◆ **RECORDS TO PROCESS**
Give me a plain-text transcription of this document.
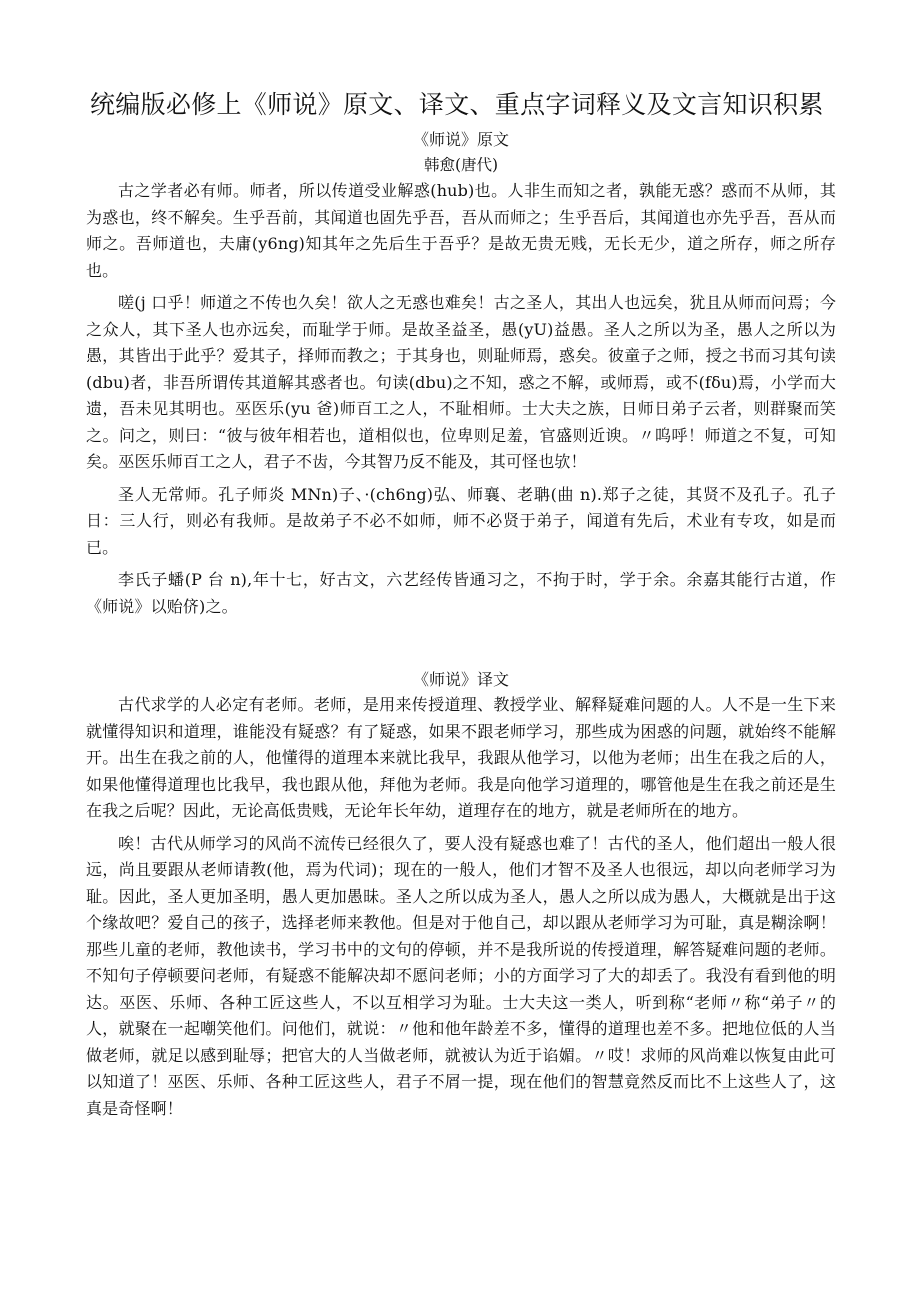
统编版必修上《师说》原文、译文、重点字词释义及文言知识积累
《师说》原文
韩愈(唐代)

古之学者必有师。师者，所以传道受业解惑(hub)也。人非生而知之者，孰能无惑？惑而不从师，其为惑也，终不解矣。生乎吾前，其闻道也固先乎吾，吾从而师之；生乎吾后，其闻道也亦先乎吾，吾从而师之。吾师道也，夫庸(y6ng)知其年之先后生于吾乎？是故无贵无贱，无长无少，道之所存，师之所存也。

嗟(j 口乎！师道之不传也久矣！欲人之无惑也难矣！古之圣人，其出人也远矣，犹且从师而问焉；今之众人，其下圣人也亦远矣，而耻学于师。是故圣益圣，愚(yU)益愚。圣人之所以为圣，愚人之所以为愚，其皆出于此乎？爱其子，择师而教之；于其身也，则耻师焉，惑矣。彼童子之师，授之书而习其句读(dbu)者，非吾所谓传其道解其惑者也。句读(dbu)之不知，惑之不解，或师焉，或不(fδu)焉，小学而大遗，吾未见其明也。巫医乐(yu 爸)师百工之人，不耻相师。士大夫之族，日师日弟子云者，则群聚而笑之。问之，则曰：“彼与彼年相若也，道相似也，位卑则足羞，官盛则近谀。〃呜呼！师道之不复，可知矣。巫医乐师百工之人，君子不齿，今其智乃反不能及，其可怪也欤！

圣人无常师。孔子师炎 MNn)子、·(ch6ng)弘、师襄、老聃(曲 n).郑子之徒，其贤不及孔子。孔子日：三人行，则必有我师。是故弟子不必不如师，师不必贤于弟子，闻道有先后，术业有专攻，如是而已。

李氏子蟠(P 台 n),年十七，好古文，六艺经传皆通习之，不拘于时，学于余。余嘉其能行古道，作《师说》以贻侪)之。

《师说》译文

古代求学的人必定有老师。老师，是用来传授道理、教授学业、解释疑难问题的人。人不是一生下来就懂得知识和道理，谁能没有疑惑？有了疑惑，如果不跟老师学习，那些成为困惑的问题，就始终不能解开。出生在我之前的人，他懂得的道理本来就比我早，我跟从他学习，以他为老师；出生在我之后的人，如果他懂得道理也比我早，我也跟从他，拜他为老师。我是向他学习道理的，哪管他是生在我之前还是生在我之后呢？因此，无论高低贵贱，无论年长年幼，道理存在的地方，就是老师所在的地方。

唉！古代从师学习的风尚不流传已经很久了，要人没有疑惑也难了！古代的圣人，他们超出一般人很远，尚且要跟从老师请教(他，焉为代词)；现在的一般人，他们才智不及圣人也很远，却以向老师学习为耻。因此，圣人更加圣明，愚人更加愚昧。圣人之所以成为圣人，愚人之所以成为愚人，大概就是出于这个缘故吧？爱自己的孩子，选择老师来教他。但是对于他自己，却以跟从老师学习为可耻，真是糊涂啊！那些儿童的老师，教他读书，学习书中的文句的停顿，并不是我所说的传授道理，解答疑难问题的老师。不知句子停顿要问老师，有疑惑不能解决却不愿问老师；小的方面学习了大的却丢了。我没有看到他的明达。巫医、乐师、各种工匠这些人，不以互相学习为耻。士大夫这一类人，听到称“老师〃称“弟子〃的人，就聚在一起嘲笑他们。问他们，就说：〃他和他年龄差不多，懂得的道理也差不多。把地位低的人当做老师，就足以感到耻辱；把官大的人当做老师，就被认为近于谄媚。〃哎！求师的风尚难以恢复由此可以知道了！巫医、乐师、各种工匠这些人，君子不屑一提，现在他们的智慧竟然反而比不上这些人了，这真是奇怪啊！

◆ **GOAL OF THE EXERCISE**
The listing above must be printed again exactly, minus its pictures.

◆ **COMPLETED EXERCISE**
Give me a plain-text transcription of this document.
统编版必修上《师说》原文、译文、重点字词释义及文言知识积累
《师说》原文
韩愈(唐代)

古之学者必有师。师者，所以传道受业解惑(hub)也。人非生而知之者，孰能无惑？惑而不从师，其为惑也，终不解矣。生乎吾前，其闻道也固先乎吾，吾从而师之；生乎吾后，其闻道也亦先乎吾，吾从而师之。吾师道也，夫庸(y6ng)知其年之先后生于吾乎？是故无贵无贱，无长无少，道之所存，师之所存也。

嗟(j 口乎！师道之不传也久矣！欲人之无惑也难矣！古之圣人，其出人也远矣，犹且从师而问焉；今之众人，其下圣人也亦远矣，而耻学于师。是故圣益圣，愚(yU)益愚。圣人之所以为圣，愚人之所以为愚，其皆出于此乎？爱其子，择师而教之；于其身也，则耻师焉，惑矣。彼童子之师，授之书而习其句读(dbu)者，非吾所谓传其道解其惑者也。句读(dbu)之不知，惑之不解，或师焉，或不(fδu)焉，小学而大遗，吾未见其明也。巫医乐(yu 爸)师百工之人，不耻相师。士大夫之族，日师日弟子云者，则群聚而笑之。问之，则曰：“彼与彼年相若也，道相似也，位卑则足羞，官盛则近谀。〃呜呼！师道之不复，可知矣。巫医乐师百工之人，君子不齿，今其智乃反不能及，其可怪也欤！

圣人无常师。孔子师炎 MNn)子、·(ch6ng)弘、师襄、老聃(曲 n).郑子之徒，其贤不及孔子。孔子日：三人行，则必有我师。是故弟子不必不如师，师不必贤于弟子，闻道有先后，术业有专攻，如是而已。

李氏子蟠(P 台 n),年十七，好古文，六艺经传皆通习之，不拘于时，学于余。余嘉其能行古道，作《师说》以贻侪)之。

《师说》译文

古代求学的人必定有老师。老师，是用来传授道理、教授学业、解释疑难问题的人。人不是一生下来就懂得知识和道理，谁能没有疑惑？有了疑惑，如果不跟老师学习，那些成为困惑的问题，就始终不能解开。出生在我之前的人，他懂得的道理本来就比我早，我跟从他学习，以他为老师；出生在我之后的人，如果他懂得道理也比我早，我也跟从他，拜他为老师。我是向他学习道理的，哪管他是生在我之前还是生在我之后呢？因此，无论高低贵贱，无论年长年幼，道理存在的地方，就是老师所在的地方。

唉！古代从师学习的风尚不流传已经很久了，要人没有疑惑也难了！古代的圣人，他们超出一般人很远，尚且要跟从老师请教(他，焉为代词)；现在的一般人，他们才智不及圣人也很远，却以向老师学习为耻。因此，圣人更加圣明，愚人更加愚昧。圣人之所以成为圣人，愚人之所以成为愚人，大概就是出于这个缘故吧？爱自己的孩子，选择老师来教他。但是对于他自己，却以跟从老师学习为可耻，真是糊涂啊！那些儿童的老师，教他读书，学习书中的文句的停顿，并不是我所说的传授道理，解答疑难问题的老师。不知句子停顿要问老师，有疑惑不能解决却不愿问老师；小的方面学习了大的却丢了。我没有看到他的明达。巫医、乐师、各种工匠这些人，不以互相学习为耻。士大夫这一类人，听到称“老师〃称“弟子〃的人，就聚在一起嘲笑他们。问他们，就说：〃他和他年龄差不多，懂得的道理也差不多。把地位低的人当做老师，就足以感到耻辱；把官大的人当做老师，就被认为近于谄媚。〃哎！求师的风尚难以恢复由此可以知道了！巫医、乐师、各种工匠这些人，君子不屑一提，现在他们的智慧竟然反而比不上这些人了，这真是奇怪啊！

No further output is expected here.